→ **Required work**
Rename "Y-axis label" to "Vertical axis label" wherever it occurs in the entries below, and write the lines out again with everything else left as it is.

== Records to use

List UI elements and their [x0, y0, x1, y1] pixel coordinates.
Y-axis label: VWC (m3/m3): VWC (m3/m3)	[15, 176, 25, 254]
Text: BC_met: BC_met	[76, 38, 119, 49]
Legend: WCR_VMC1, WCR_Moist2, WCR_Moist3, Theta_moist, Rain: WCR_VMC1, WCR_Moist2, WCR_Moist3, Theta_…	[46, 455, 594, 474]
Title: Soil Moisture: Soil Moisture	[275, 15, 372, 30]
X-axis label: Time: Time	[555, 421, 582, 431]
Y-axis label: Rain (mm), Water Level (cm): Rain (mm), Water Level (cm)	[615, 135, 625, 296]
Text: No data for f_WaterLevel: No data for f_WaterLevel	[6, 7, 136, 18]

====

→ **Task response**
List UI elements and their [x0, y0, x1, y1] pixel coordinates.
Vertical axis label: VWC (m3/m3): VWC (m3/m3)	[15, 176, 25, 254]
Text: BC_met: BC_met	[76, 38, 119, 49]
Legend: WCR_VMC1, WCR_Moist2, WCR_Moist3, Theta_moist, Rain: WCR_VMC1, WCR_Moist2, WCR_Moist3, Theta_…	[46, 455, 594, 474]
Title: Soil Moisture: Soil Moisture	[275, 15, 372, 30]
X-axis label: Time: Time	[555, 421, 582, 431]
Vertical axis label: Rain (mm), Water Level (cm): Rain (mm), Water Level (cm)	[615, 135, 625, 296]
Text: No data for f_WaterLevel: No data for f_WaterLevel	[6, 7, 136, 18]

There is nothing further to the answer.